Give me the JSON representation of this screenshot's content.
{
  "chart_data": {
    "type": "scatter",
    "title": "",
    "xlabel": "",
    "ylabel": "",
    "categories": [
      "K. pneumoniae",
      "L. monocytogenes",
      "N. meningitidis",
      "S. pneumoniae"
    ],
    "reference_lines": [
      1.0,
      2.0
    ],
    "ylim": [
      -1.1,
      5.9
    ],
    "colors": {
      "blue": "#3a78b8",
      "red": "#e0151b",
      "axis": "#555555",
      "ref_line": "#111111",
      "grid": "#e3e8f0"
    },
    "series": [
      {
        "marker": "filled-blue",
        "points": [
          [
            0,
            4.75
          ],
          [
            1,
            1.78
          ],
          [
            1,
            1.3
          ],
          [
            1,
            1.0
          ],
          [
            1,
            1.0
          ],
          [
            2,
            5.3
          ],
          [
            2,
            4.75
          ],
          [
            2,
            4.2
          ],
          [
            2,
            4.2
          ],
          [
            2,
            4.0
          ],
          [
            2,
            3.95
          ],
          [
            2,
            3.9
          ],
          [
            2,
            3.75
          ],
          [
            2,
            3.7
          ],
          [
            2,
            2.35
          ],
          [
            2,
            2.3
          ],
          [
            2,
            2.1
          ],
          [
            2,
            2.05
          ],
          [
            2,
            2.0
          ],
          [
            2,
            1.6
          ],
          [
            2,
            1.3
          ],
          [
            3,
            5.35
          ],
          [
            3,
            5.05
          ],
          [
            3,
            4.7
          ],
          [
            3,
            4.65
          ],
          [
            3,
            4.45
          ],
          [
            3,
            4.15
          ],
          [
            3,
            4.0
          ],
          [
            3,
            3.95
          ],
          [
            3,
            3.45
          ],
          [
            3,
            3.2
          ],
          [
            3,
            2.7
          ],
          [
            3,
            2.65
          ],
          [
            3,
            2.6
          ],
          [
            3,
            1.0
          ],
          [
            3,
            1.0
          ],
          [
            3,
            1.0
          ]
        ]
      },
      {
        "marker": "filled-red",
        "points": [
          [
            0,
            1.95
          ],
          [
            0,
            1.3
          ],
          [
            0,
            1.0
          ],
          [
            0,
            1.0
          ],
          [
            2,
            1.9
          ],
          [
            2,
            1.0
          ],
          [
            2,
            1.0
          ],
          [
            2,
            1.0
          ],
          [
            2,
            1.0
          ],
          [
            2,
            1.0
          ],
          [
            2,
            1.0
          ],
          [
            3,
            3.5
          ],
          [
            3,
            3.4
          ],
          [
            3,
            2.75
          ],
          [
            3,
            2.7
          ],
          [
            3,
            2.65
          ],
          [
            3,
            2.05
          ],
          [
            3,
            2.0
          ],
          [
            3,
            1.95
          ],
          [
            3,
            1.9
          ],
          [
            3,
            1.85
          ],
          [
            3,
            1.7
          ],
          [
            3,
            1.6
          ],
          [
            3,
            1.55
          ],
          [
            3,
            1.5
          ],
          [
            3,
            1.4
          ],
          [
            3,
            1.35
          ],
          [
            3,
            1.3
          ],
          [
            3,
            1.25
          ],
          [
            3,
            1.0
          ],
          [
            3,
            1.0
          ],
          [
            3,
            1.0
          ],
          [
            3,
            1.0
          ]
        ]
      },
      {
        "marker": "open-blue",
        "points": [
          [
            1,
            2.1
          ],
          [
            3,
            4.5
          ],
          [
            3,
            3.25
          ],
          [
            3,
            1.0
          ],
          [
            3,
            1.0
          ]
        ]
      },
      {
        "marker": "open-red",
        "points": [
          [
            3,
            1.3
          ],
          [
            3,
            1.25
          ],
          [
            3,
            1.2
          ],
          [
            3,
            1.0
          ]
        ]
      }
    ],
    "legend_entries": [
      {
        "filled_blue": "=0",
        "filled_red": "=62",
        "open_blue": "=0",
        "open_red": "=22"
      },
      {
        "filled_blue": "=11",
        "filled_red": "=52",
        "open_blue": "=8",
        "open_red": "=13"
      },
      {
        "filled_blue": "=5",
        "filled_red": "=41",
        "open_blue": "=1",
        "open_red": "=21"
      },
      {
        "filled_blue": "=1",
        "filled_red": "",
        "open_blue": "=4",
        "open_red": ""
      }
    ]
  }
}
▬▬▬▬▬▬▬▬▬▬
> [Exercise directions] Check each line above for the word "marker" and copy every line that has it.

> [Task response]
        "marker": "filled-blue",
        "marker": "filled-red",
        "marker": "open-blue",
        "marker": "open-red",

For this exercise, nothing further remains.